- **Data for this task**

^^^^^^^^

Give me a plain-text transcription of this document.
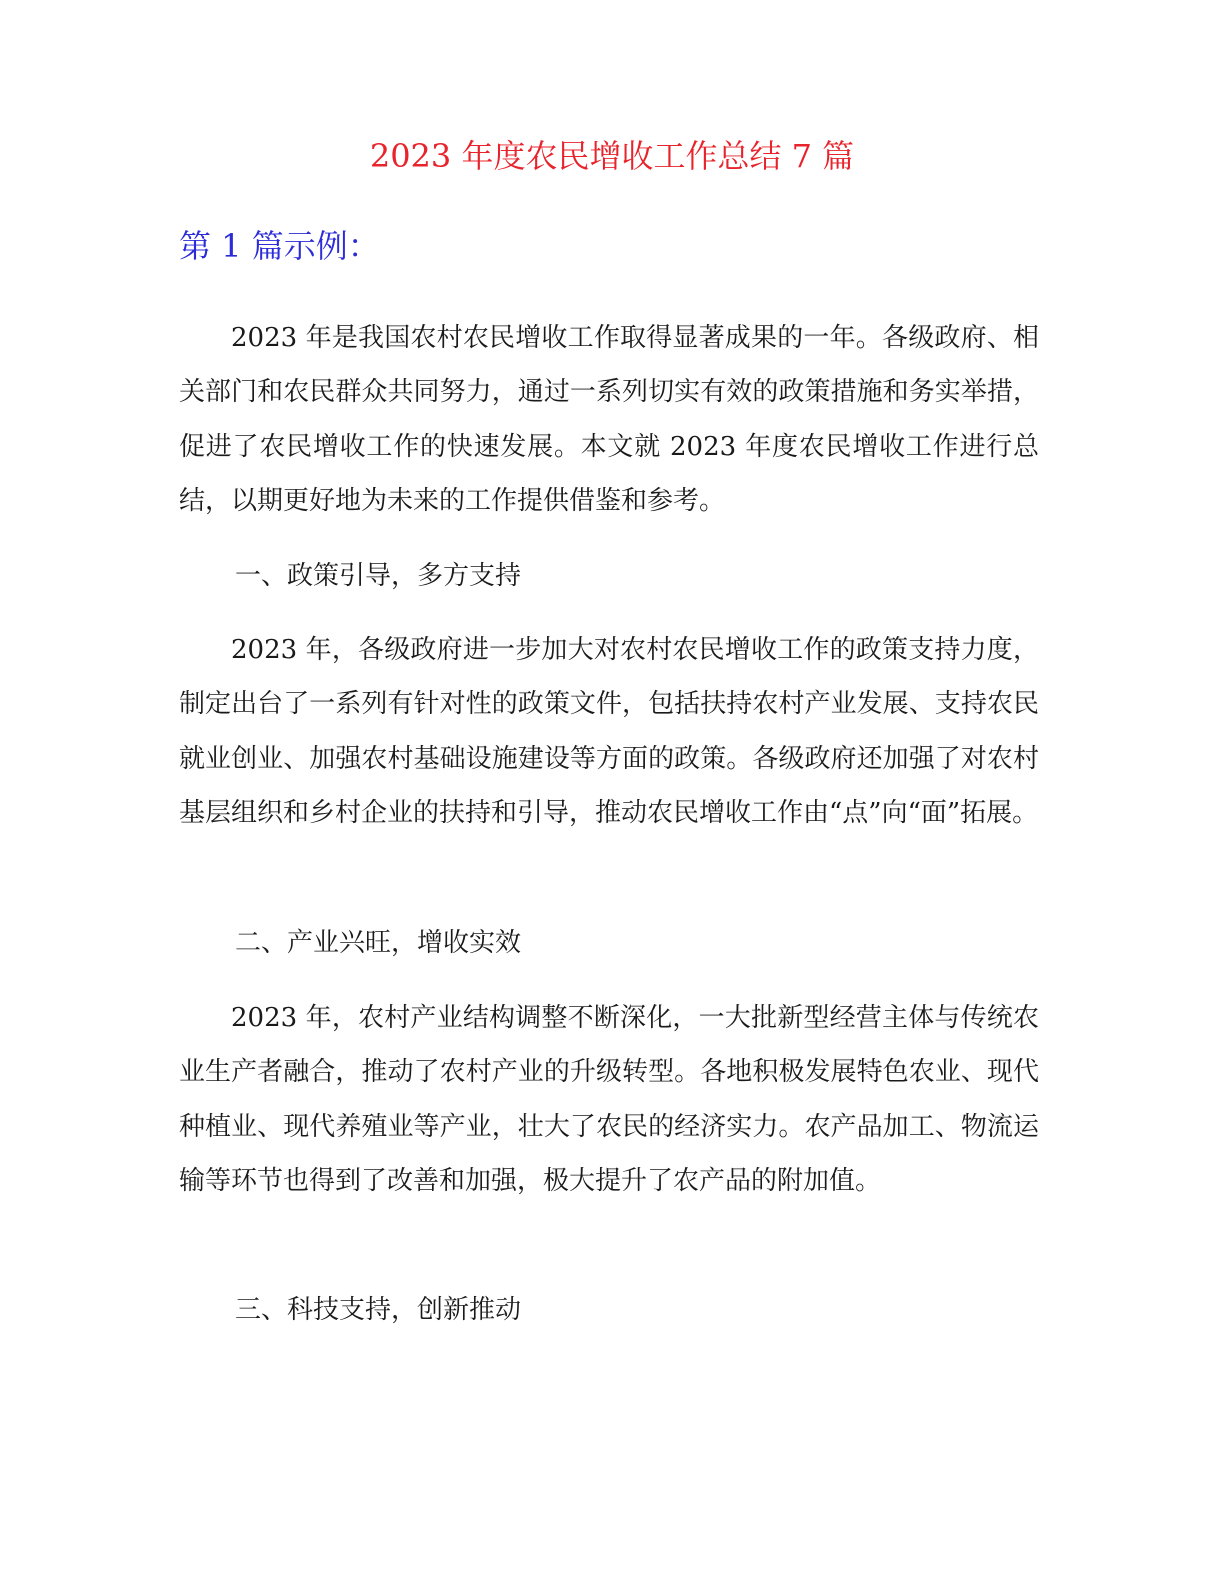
2023 年度农民增收工作总结 7 篇
第 1 篇示例：

2023 年是我国农村农民增收工作取得显著成果的一年。各级政府、相关部门和农民群众共同努力，通过一系列切实有效的政策措施和务实举措，促进了农民增收工作的快速发展。本文就 2023 年度农民增收工作进行总结，以期更好地为未来的工作提供借鉴和参考。

一、政策引导，多方支持

2023 年，各级政府进一步加大对农村农民增收工作的政策支持力度，制定出台了一系列有针对性的政策文件，包括扶持农村产业发展、支持农民就业创业、加强农村基础设施建设等方面的政策。各级政府还加强了对农村基层组织和乡村企业的扶持和引导，推动农民增收工作由“点”向“面”拓展。

二、产业兴旺，增收实效

2023 年，农村产业结构调整不断深化，一大批新型经营主体与传统农业生产者融合，推动了农村产业的升级转型。各地积极发展特色农业、现代种植业、现代养殖业等产业，壮大了农民的经济实力。农产品加工、物流运输等环节也得到了改善和加强，极大提升了农产品的附加值。

三、科技支持，创新推动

^^^^^^^^

- **Task instructions**
Every entry should be returned exactly as written, minus the pictures.

- **Task solution**
Give me a plain-text transcription of this document.
2023 年度农民增收工作总结 7 篇
第 1 篇示例：

2023 年是我国农村农民增收工作取得显著成果的一年。各级政府、相关部门和农民群众共同努力，通过一系列切实有效的政策措施和务实举措，促进了农民增收工作的快速发展。本文就 2023 年度农民增收工作进行总结，以期更好地为未来的工作提供借鉴和参考。

一、政策引导，多方支持

2023 年，各级政府进一步加大对农村农民增收工作的政策支持力度，制定出台了一系列有针对性的政策文件，包括扶持农村产业发展、支持农民就业创业、加强农村基础设施建设等方面的政策。各级政府还加强了对农村基层组织和乡村企业的扶持和引导，推动农民增收工作由“点”向“面”拓展。

二、产业兴旺，增收实效

2023 年，农村产业结构调整不断深化，一大批新型经营主体与传统农业生产者融合，推动了农村产业的升级转型。各地积极发展特色农业、现代种植业、现代养殖业等产业，壮大了农民的经济实力。农产品加工、物流运输等环节也得到了改善和加强，极大提升了农产品的附加值。

三、科技支持，创新推动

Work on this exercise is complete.